_Stated goal_
Provide an exact copy of the data, excluding the images.

_Data for the task_
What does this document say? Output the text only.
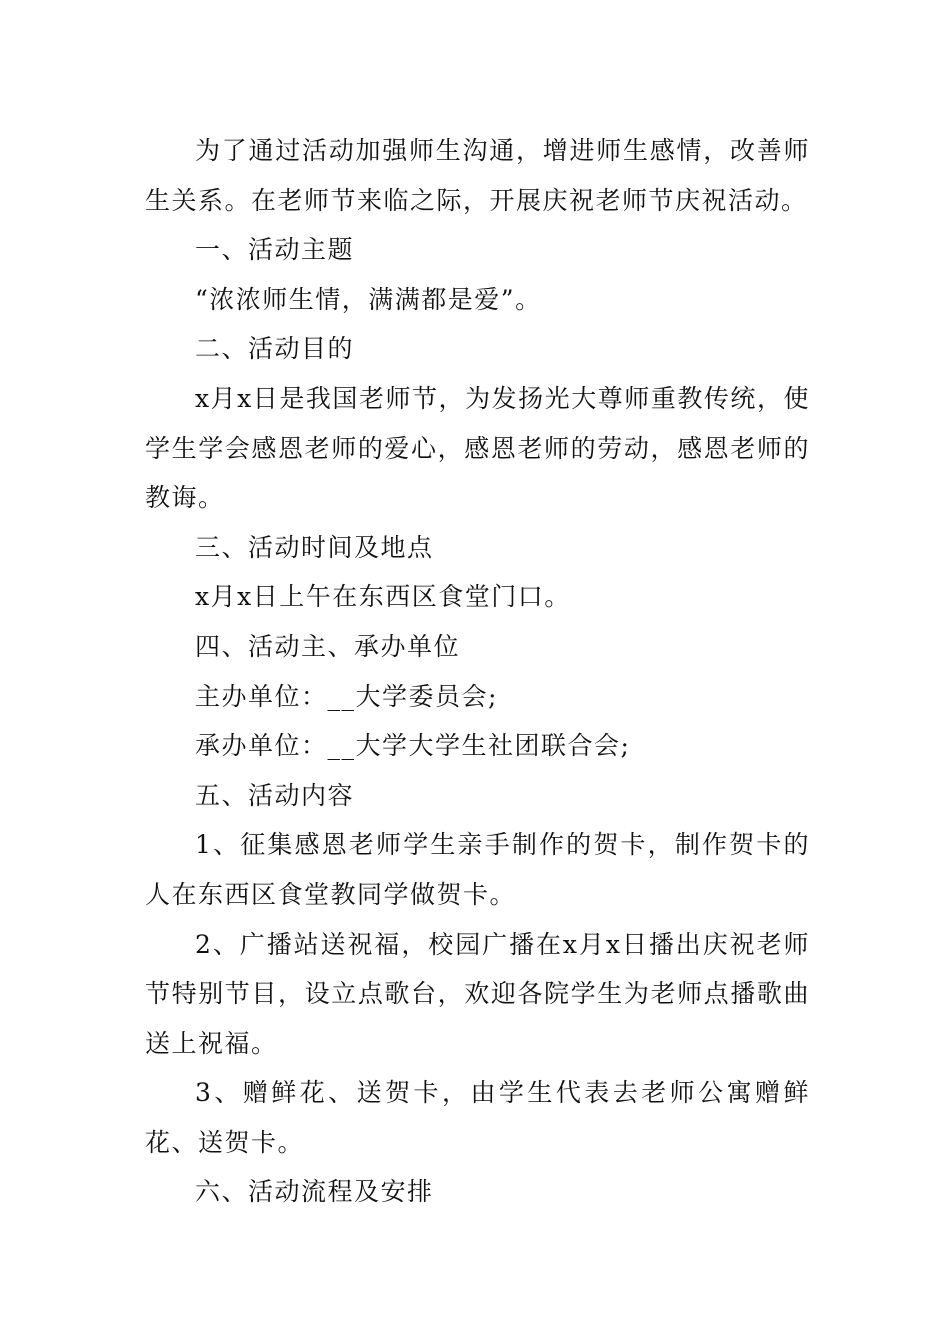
为了通过活动加强师生沟通，增进师生感情，改善师生关系。在老师节来临之际，开展庆祝老师节庆祝活动。

一、活动主题

“浓浓师生情，满满都是爱”。

二、活动目的

x月x日是我国老师节，为发扬光大尊师重教传统，使学生学会感恩老师的爱心，感恩老师的劳动，感恩老师的教诲。

三、活动时间及地点

x月x日上午在东西区食堂门口。

四、活动主、承办单位

主办单位：__大学委员会;

承办单位：__大学大学生社团联合会;

五、活动内容

1、征集感恩老师学生亲手制作的贺卡，制作贺卡的人在东西区食堂教同学做贺卡。

2、广播站送祝福，校园广播在x月x日播出庆祝老师节特别节目，设立点歌台，欢迎各院学生为老师点播歌曲送上祝福。

3、赠鲜花、送贺卡，由学生代表去老师公寓赠鲜花、送贺卡。

六、活动流程及安排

_Task output_
What does this document say? Output the text only.
为了通过活动加强师生沟通，增进师生感情，改善师生关系。在老师节来临之际，开展庆祝老师节庆祝活动。

一、活动主题

“浓浓师生情，满满都是爱”。

二、活动目的

x月x日是我国老师节，为发扬光大尊师重教传统，使学生学会感恩老师的爱心，感恩老师的劳动，感恩老师的教诲。

三、活动时间及地点

x月x日上午在东西区食堂门口。

四、活动主、承办单位

主办单位：__大学委员会;

承办单位：__大学大学生社团联合会;

五、活动内容

1、征集感恩老师学生亲手制作的贺卡，制作贺卡的人在东西区食堂教同学做贺卡。

2、广播站送祝福，校园广播在x月x日播出庆祝老师节特别节目，设立点歌台，欢迎各院学生为老师点播歌曲送上祝福。

3、赠鲜花、送贺卡，由学生代表去老师公寓赠鲜花、送贺卡。

六、活动流程及安排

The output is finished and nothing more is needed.